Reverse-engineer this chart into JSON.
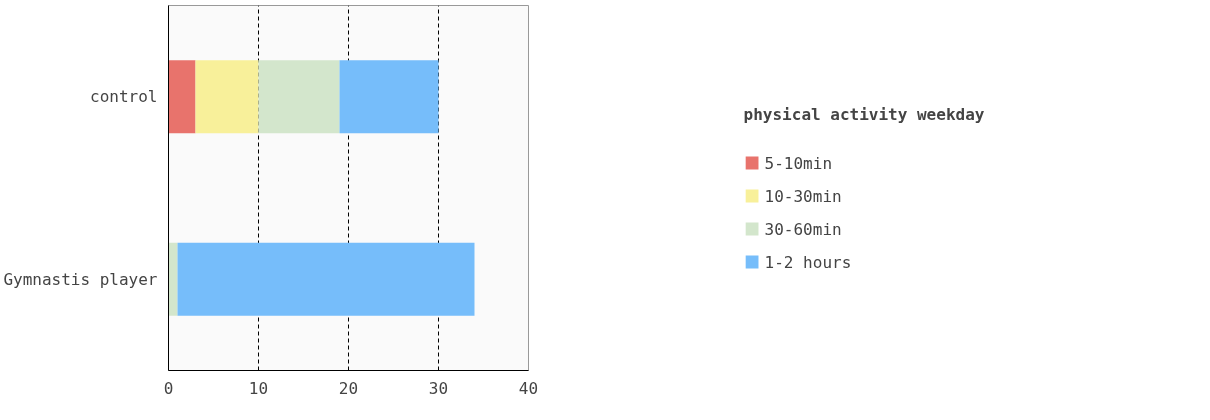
{
  "chart_data": {
    "type": "bar",
    "orientation": "horizontal",
    "stacked": true,
    "categories": [
      "control",
      "Gymnastis player"
    ],
    "legend_title": "physical activity weekday",
    "series": [
      {
        "name": "5-10min",
        "color": "#e8736c",
        "values": [
          3,
          0
        ]
      },
      {
        "name": "10-30min",
        "color": "#f8f09a",
        "values": [
          7,
          0
        ]
      },
      {
        "name": "30-60min",
        "color": "#d3e6cc",
        "values": [
          9,
          1
        ]
      },
      {
        "name": "1-2 hours",
        "color": "#76bdfa",
        "values": [
          11,
          33
        ]
      }
    ],
    "xlim": [
      0,
      40
    ],
    "xticks": [
      0,
      10,
      20,
      30,
      40
    ],
    "grid": "x",
    "legend": "right"
  }
}
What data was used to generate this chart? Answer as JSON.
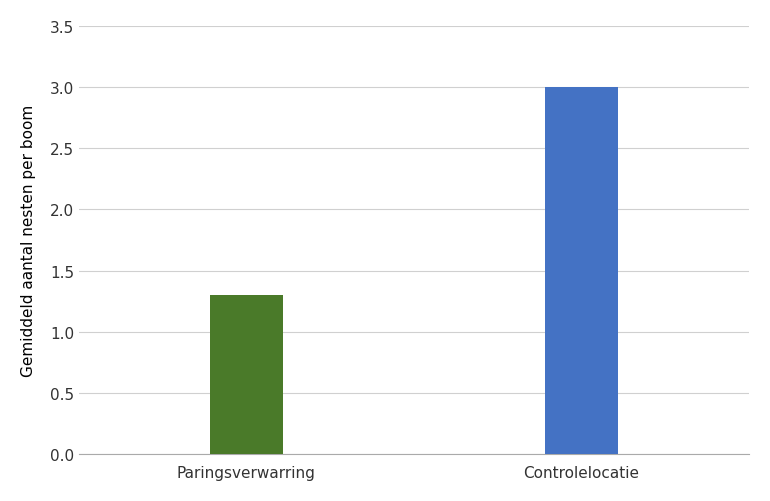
....
• What to work on:
Output the data above without changes, apart from leaving out the pictures.

• Finished task:
Reverse-engineer this chart into JSON.
{
  "chart_data": {
    "type": "bar",
    "orientation": "horizontal",
    "stacked": true,
    "categories": [
      "control",
      "Gymnastis player"
    ],
    "legend_title": "physical activity weekday",
    "series": [
      {
        "name": "5-10min",
        "color": "#e8736c",
        "values": [
          3,
          0
        ]
      },
      {
        "name": "10-30min",
        "color": "#f8f09a",
        "values": [
          7,
          0
        ]
      },
      {
        "name": "30-60min",
        "color": "#d3e6cc",
        "values": [
          9,
          1
        ]
      },
      {
        "name": "1-2 hours",
        "color": "#76bdfa",
        "values": [
          11,
          33
        ]
      }
    ],
    "xlim": [
      0,
      40
    ],
    "xticks": [
      0,
      10,
      20,
      30,
      40
    ],
    "grid": "x",
    "legend": "right"
  }
}
What data was used to generate this chart? Answer as JSON.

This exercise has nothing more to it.